DIRECTION: Pictures are not part of the copy; repeat everything else in the records exactly.

** Start of RECORD EXTRACTS **

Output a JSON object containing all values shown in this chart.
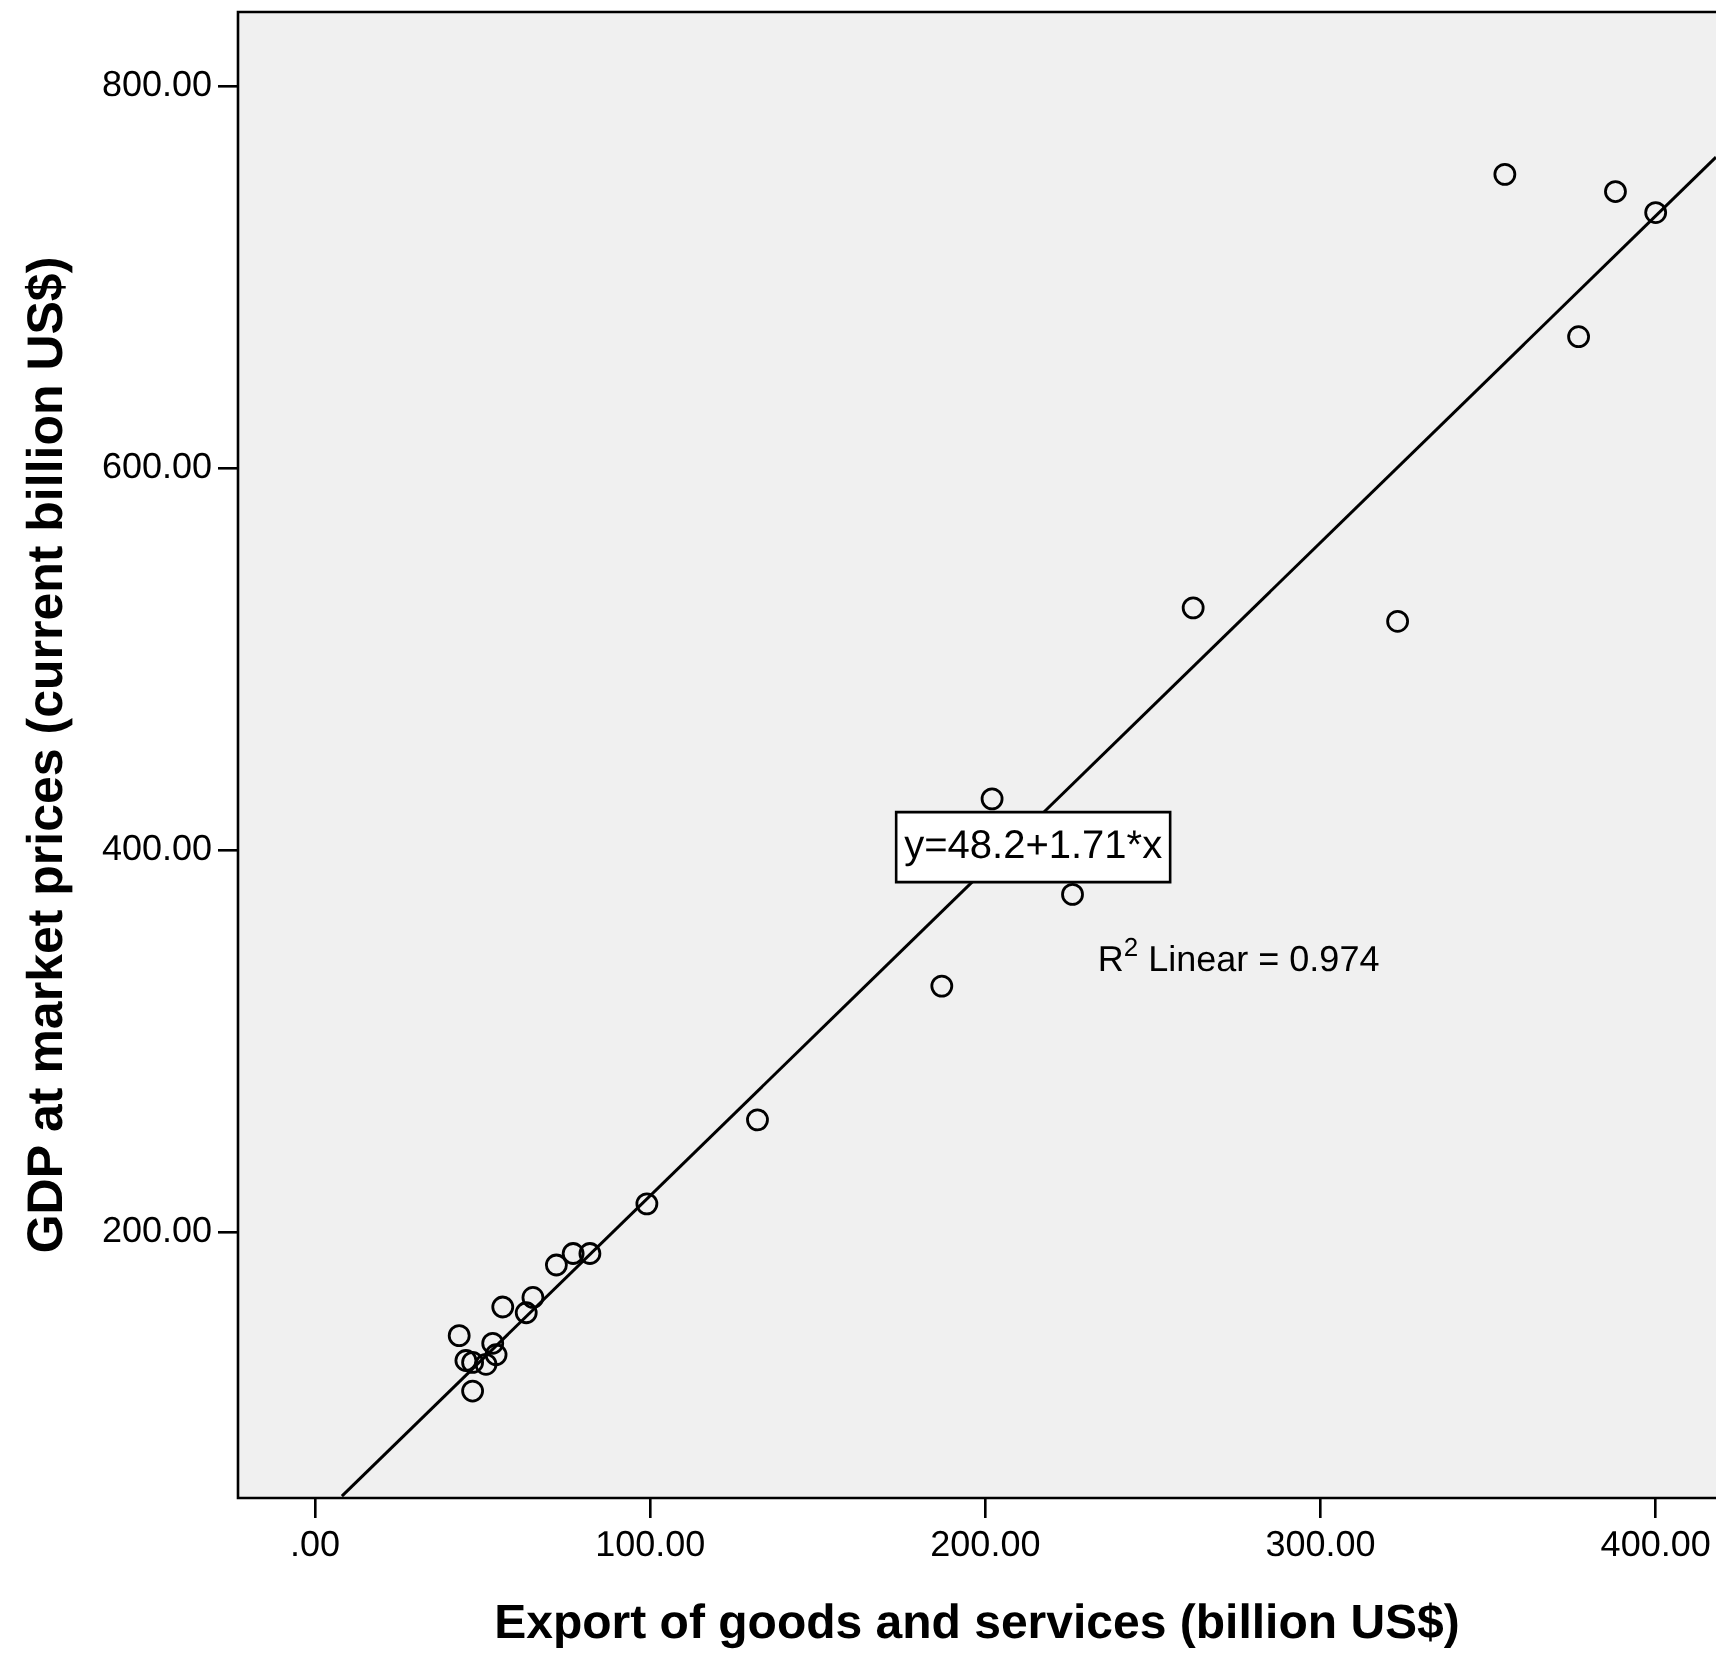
{
  "chart_data": {
    "type": "scatter",
    "xlabel": "Export of goods and services (billion US$)",
    "ylabel": "GDP at market prices (current billion US$)",
    "xlim": [
      -23,
      418
    ],
    "ylim": [
      61,
      839
    ],
    "xticks": [
      {
        "value": 0,
        "label": ".00"
      },
      {
        "value": 100,
        "label": "100.00"
      },
      {
        "value": 200,
        "label": "200.00"
      },
      {
        "value": 300,
        "label": "300.00"
      },
      {
        "value": 400,
        "label": "400.00"
      }
    ],
    "yticks": [
      {
        "value": 200,
        "label": "200.00"
      },
      {
        "value": 400,
        "label": "400.00"
      },
      {
        "value": 600,
        "label": "600.00"
      },
      {
        "value": 800,
        "label": "800.00"
      }
    ],
    "marker": "circle",
    "series": [
      {
        "color": "#000000",
        "x": [
          43,
          45,
          47,
          47,
          51,
          54,
          53,
          56,
          63,
          65,
          72,
          77,
          82,
          99,
          132,
          187,
          202,
          226,
          262,
          323,
          355,
          377,
          388,
          400
        ],
        "values": [
          146,
          133,
          132,
          117,
          131,
          136,
          142,
          161,
          158,
          166,
          183,
          189,
          189,
          215,
          259,
          329,
          427,
          377,
          527,
          520,
          754,
          669,
          745,
          734
        ]
      },
      {
        "type": "line",
        "marker": "none",
        "color": "#000000",
        "x": [
          8,
          418
        ],
        "values": [
          62,
          763
        ]
      }
    ],
    "annotations": [
      "y=48.2+1.71*x",
      "R$^{2}$ Linear = 0.974"
    ]
  }
}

** End of RECORD EXTRACTS **

RESPONSE:
Output a JSON object containing all values shown in this chart.
{
  "chart_data": {
    "type": "scatter",
    "xlabel": "Export of goods and services (billion US$)",
    "ylabel": "GDP at market prices (current billion US$)",
    "xlim": [
      -23,
      418
    ],
    "ylim": [
      61,
      839
    ],
    "xticks": [
      {
        "value": 0,
        "label": ".00"
      },
      {
        "value": 100,
        "label": "100.00"
      },
      {
        "value": 200,
        "label": "200.00"
      },
      {
        "value": 300,
        "label": "300.00"
      },
      {
        "value": 400,
        "label": "400.00"
      }
    ],
    "yticks": [
      {
        "value": 200,
        "label": "200.00"
      },
      {
        "value": 400,
        "label": "400.00"
      },
      {
        "value": 600,
        "label": "600.00"
      },
      {
        "value": 800,
        "label": "800.00"
      }
    ],
    "marker": "circle",
    "series": [
      {
        "color": "#000000",
        "x": [
          43,
          45,
          47,
          47,
          51,
          54,
          53,
          56,
          63,
          65,
          72,
          77,
          82,
          99,
          132,
          187,
          202,
          226,
          262,
          323,
          355,
          377,
          388,
          400
        ],
        "values": [
          146,
          133,
          132,
          117,
          131,
          136,
          142,
          161,
          158,
          166,
          183,
          189,
          189,
          215,
          259,
          329,
          427,
          377,
          527,
          520,
          754,
          669,
          745,
          734
        ]
      },
      {
        "type": "line",
        "marker": "none",
        "color": "#000000",
        "x": [
          8,
          418
        ],
        "values": [
          62,
          763
        ]
      }
    ],
    "annotations": [
      "y=48.2+1.71*x",
      "R$^{2}$ Linear = 0.974"
    ]
  }
}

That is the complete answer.